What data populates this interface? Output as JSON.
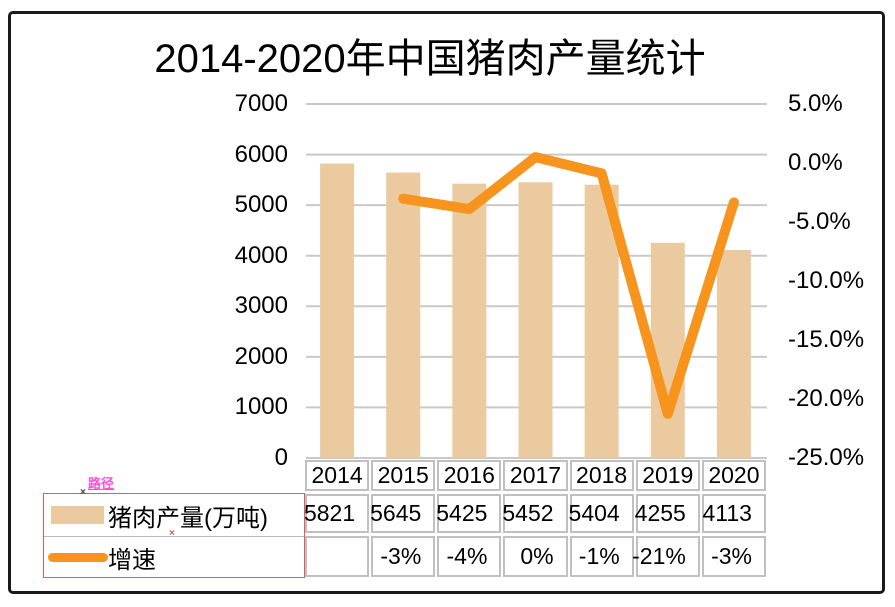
{
  "title": "2014-2020年中国猪肉产量统计",
  "colors": {
    "bar": "#eccaa0",
    "line": "#f7941d",
    "grid": "#c9c9c9",
    "table_border": "#c0c0c0",
    "legend_box_border": "#e05c5c",
    "annotation_pink": "#ff4fd8",
    "frame": "#1a1a1a"
  },
  "left_axis": {
    "ticks": [
      "7000",
      "6000",
      "5000",
      "4000",
      "3000",
      "2000",
      "1000",
      "0"
    ],
    "min": 0,
    "max": 7000,
    "step": 1000
  },
  "right_axis": {
    "ticks": [
      "5.0%",
      "0.0%",
      "-5.0%",
      "-10.0%",
      "-15.0%",
      "-20.0%",
      "-25.0%"
    ],
    "min": -25,
    "max": 5,
    "step": 5
  },
  "legend": {
    "items": [
      {
        "label": "猪肉产量(万吨)",
        "swatch": "bar"
      },
      {
        "label": "增速",
        "swatch": "line"
      }
    ]
  },
  "annotations": {
    "path_label": "路径",
    "marker1": "×",
    "marker2": "×"
  },
  "table": {
    "years": [
      "2014",
      "2015",
      "2016",
      "2017",
      "2018",
      "2019",
      "2020"
    ],
    "production": [
      "5821",
      "5645",
      "5425",
      "5452",
      "5404",
      "4255",
      "4113"
    ],
    "growth": [
      "",
      "-3%",
      "-4%",
      "0%",
      "-1%",
      "-21%",
      "-3%"
    ]
  },
  "chart_data": {
    "type": "combo",
    "title": "2014-2020年中国猪肉产量统计",
    "categories": [
      "2014",
      "2015",
      "2016",
      "2017",
      "2018",
      "2019",
      "2020"
    ],
    "series": [
      {
        "name": "猪肉产量(万吨)",
        "type": "bar",
        "axis": "left",
        "values": [
          5821,
          5645,
          5425,
          5452,
          5404,
          4255,
          4113
        ]
      },
      {
        "name": "增速",
        "type": "line",
        "axis": "right",
        "values": [
          null,
          -3.02,
          -3.9,
          0.5,
          -0.88,
          -21.26,
          -3.34
        ],
        "labels": [
          "",
          "-3%",
          "-4%",
          "0%",
          "-1%",
          "-21%",
          "-3%"
        ]
      }
    ],
    "left_ylim": [
      0,
      7000
    ],
    "right_ylim": [
      -25,
      5
    ],
    "grid": true,
    "legend_position": "bottom-left"
  }
}
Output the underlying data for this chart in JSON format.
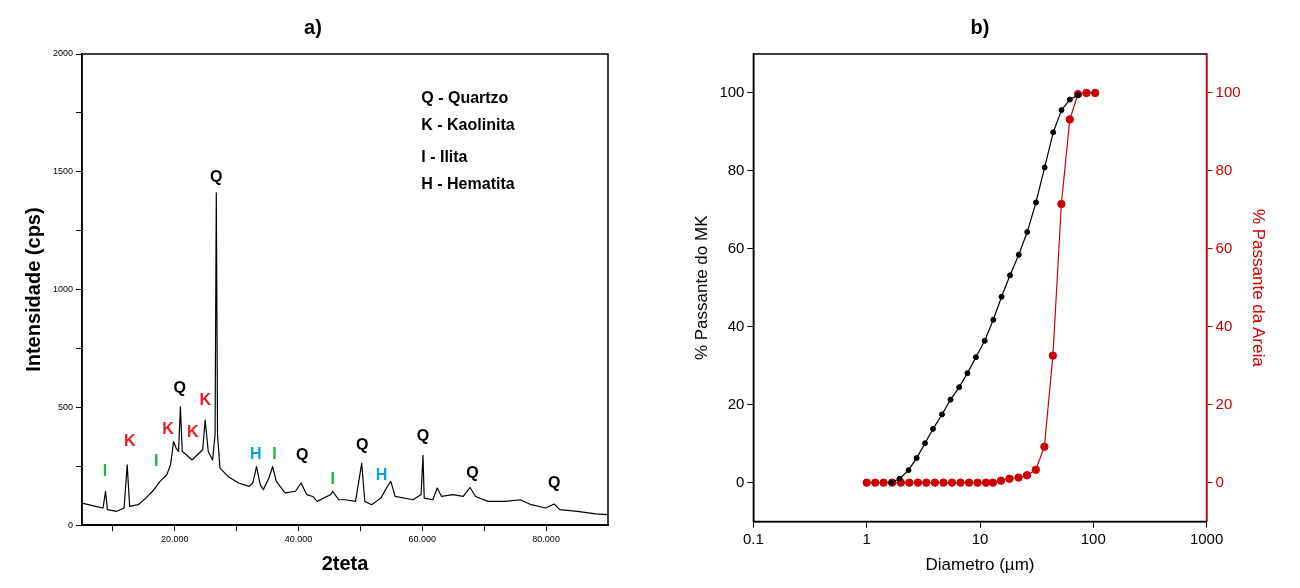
{
  "chart_data": [
    {
      "type": "line",
      "title": "a)",
      "xlabel": "2teta",
      "ylabel": "Intensidade (cps)",
      "color": "#000000",
      "marker": "none",
      "grid": false,
      "legend": false,
      "x": [
        5,
        7.2,
        8.4,
        8.8,
        9.1,
        10.6,
        11.8,
        12.3,
        12.7,
        14.1,
        15.3,
        16.4,
        17.6,
        18.7,
        19.3,
        19.8,
        20.2,
        20.6,
        20.9,
        21.2,
        21.9,
        22.8,
        23.6,
        24.5,
        24.9,
        25.4,
        26.1,
        26.5,
        26.7,
        26.9,
        27.3,
        28.6,
        30.3,
        32,
        32.6,
        33.2,
        33.8,
        34.3,
        35.2,
        35.8,
        36.4,
        37.8,
        39.5,
        40.4,
        41.3,
        42.3,
        43,
        45.2,
        45.5,
        46.5,
        47.5,
        49.2,
        50.2,
        50.7,
        51.8,
        53.3,
        54.2,
        54.9,
        55.6,
        58.5,
        59.8,
        60.1,
        60.3,
        61.7,
        62.4,
        63.1,
        64.9,
        66.6,
        67.7,
        68.6,
        70.6,
        73.5,
        75.8,
        77.6,
        79.9,
        81.3,
        82.2,
        85.1,
        88,
        90
      ],
      "values": [
        94,
        80,
        73,
        144,
        66,
        59,
        73,
        256,
        80,
        87,
        115,
        144,
        186,
        214,
        256,
        355,
        327,
        313,
        503,
        313,
        298,
        277,
        298,
        320,
        446,
        313,
        277,
        383,
        1411,
        383,
        242,
        207,
        179,
        165,
        179,
        249,
        172,
        151,
        200,
        249,
        186,
        137,
        144,
        179,
        130,
        122,
        101,
        130,
        144,
        108,
        108,
        101,
        263,
        101,
        87,
        115,
        158,
        186,
        122,
        108,
        130,
        296,
        115,
        108,
        158,
        122,
        130,
        122,
        160,
        122,
        101,
        101,
        108,
        87,
        73,
        90,
        66,
        59,
        48,
        45
      ],
      "xlim": [
        5,
        90
      ],
      "xticks": [
        {
          "value": 10,
          "label": null
        },
        {
          "value": 20,
          "label": "20.000"
        },
        {
          "value": 30,
          "label": null
        },
        {
          "value": 40,
          "label": "40.000"
        },
        {
          "value": 50,
          "label": null
        },
        {
          "value": 60,
          "label": "60.000"
        },
        {
          "value": 70,
          "label": null
        },
        {
          "value": 80,
          "label": "80.000"
        }
      ],
      "ylim": [
        0,
        2000
      ],
      "yticks": [
        0,
        {
          "value": 250,
          "label": null
        },
        500,
        {
          "value": 750,
          "label": null
        },
        1000,
        {
          "value": 1250,
          "label": null
        },
        1500,
        {
          "value": 1750,
          "label": null
        },
        2000
      ],
      "annotations": [
        "Q - Quartzo",
        "K - Kaolinita",
        "I - Ilita",
        "H - Hematita",
        "I",
        "K",
        "I",
        "K",
        "Q",
        "K",
        "K",
        "Q",
        "H",
        "I",
        "Q",
        "I",
        "Q",
        "H",
        "Q",
        "Q",
        "Q"
      ]
    },
    {
      "type": "line",
      "title": "b)",
      "xlabel": "Diametro (µm)",
      "ylabel": "% Passante do MK",
      "y2label": "% Passante da Areia",
      "log": "x",
      "marker": "circle",
      "grid": false,
      "legend": false,
      "xlim": [
        0.1,
        1000
      ],
      "xticks": [
        0.1,
        1,
        10,
        100,
        1000
      ],
      "ylim": [
        -10,
        110
      ],
      "yticks": [
        0,
        20,
        40,
        60,
        80,
        100
      ],
      "y2lim": [
        -10,
        110
      ],
      "y2ticks": [
        0,
        20,
        40,
        60,
        80,
        100
      ],
      "series": [
        {
          "color": "#000000",
          "x": [
            1.64,
            1.95,
            2.34,
            2.76,
            3.27,
            3.85,
            4.62,
            5.49,
            6.55,
            7.75,
            9.2,
            11,
            13.1,
            15.5,
            18.4,
            22,
            26.1,
            31.2,
            37.2,
            44.3,
            52.4,
            62.1,
            73.5
          ],
          "values": [
            0,
            1,
            3.2,
            6.3,
            10.1,
            13.8,
            17.5,
            21.3,
            24.5,
            28.1,
            32.2,
            36.4,
            41.8,
            47.7,
            53.2,
            58.5,
            64.3,
            71.9,
            80.9,
            89.9,
            95.6,
            98.3,
            99.5
          ]
        },
        {
          "color": "#cc0000",
          "axis": "y2",
          "x": [
            1,
            1.19,
            1.41,
            1.68,
            2,
            2.38,
            2.83,
            3.36,
            4,
            4.76,
            5.66,
            6.73,
            8,
            9.51,
            11.3,
            13,
            15.3,
            18.2,
            21.9,
            26,
            31.1,
            37,
            44,
            52.3,
            62,
            73.3,
            87,
            103.9
          ],
          "values": [
            0,
            0,
            0,
            0,
            0,
            0,
            0,
            0,
            0,
            0,
            0,
            0,
            0,
            0,
            0,
            0,
            0.5,
            1,
            1.3,
            1.9,
            3.3,
            9.2,
            32.6,
            71.5,
            93.2,
            99.7,
            100,
            100
          ]
        }
      ]
    }
  ]
}
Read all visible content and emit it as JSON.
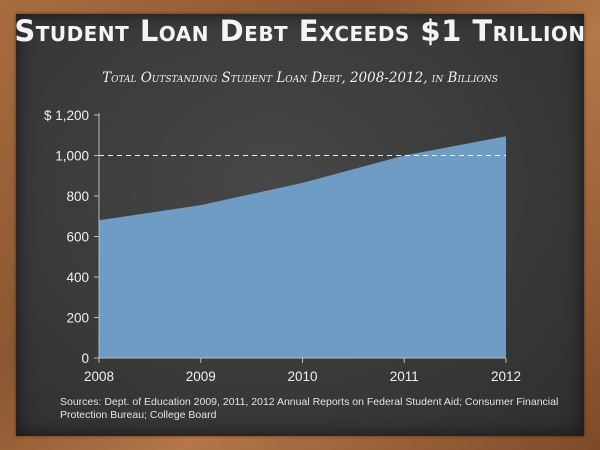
{
  "title": "Student Loan Debt Exceeds $1 Trillion",
  "subtitle": "Total Outstanding Student Loan Debt, 2008-2012, in Billions",
  "source": "Sources: Dept. of Education 2009, 2011, 2012 Annual Reports on Federal Student Aid; Consumer Financial Protection Bureau; College Board",
  "colors": {
    "area_fill": "#6e9cc4",
    "area_edge": "#8db7db",
    "reference_line": "#ffffff",
    "text": "#f0f0f0",
    "axis": "#bcbcbc"
  },
  "chart_data": {
    "type": "area",
    "title": "Student Loan Debt Exceeds $1 Trillion",
    "subtitle": "Total Outstanding Student Loan Debt, 2008-2012, in Billions",
    "x": [
      2008,
      2009,
      2010,
      2011,
      2012
    ],
    "x_tick_labels": [
      "2008",
      "2009",
      "2010",
      "2011",
      "2012"
    ],
    "series": [
      {
        "values": [
          680,
          755,
          865,
          1000,
          1095
        ]
      }
    ],
    "ylim": [
      0,
      1200
    ],
    "y_ticks": [
      0,
      200,
      400,
      600,
      800,
      1000,
      1200
    ],
    "y_tick_labels": [
      "0",
      "200",
      "400",
      "600",
      "800",
      "1,000",
      "$ 1,200"
    ],
    "reference_line": {
      "y": 1000,
      "style": "dashed"
    },
    "grid": false,
    "legend": "none"
  }
}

**DESCRIPTION OF THE TASK:**
Each line that has the word "Billions" should be copied.

**CORRECT ANSWER:**
  "subtitle": "Total Outstanding Student Loan Debt, 2008-2012, in Billions",
    "subtitle": "Total Outstanding Student Loan Debt, 2008-2012, in Billions",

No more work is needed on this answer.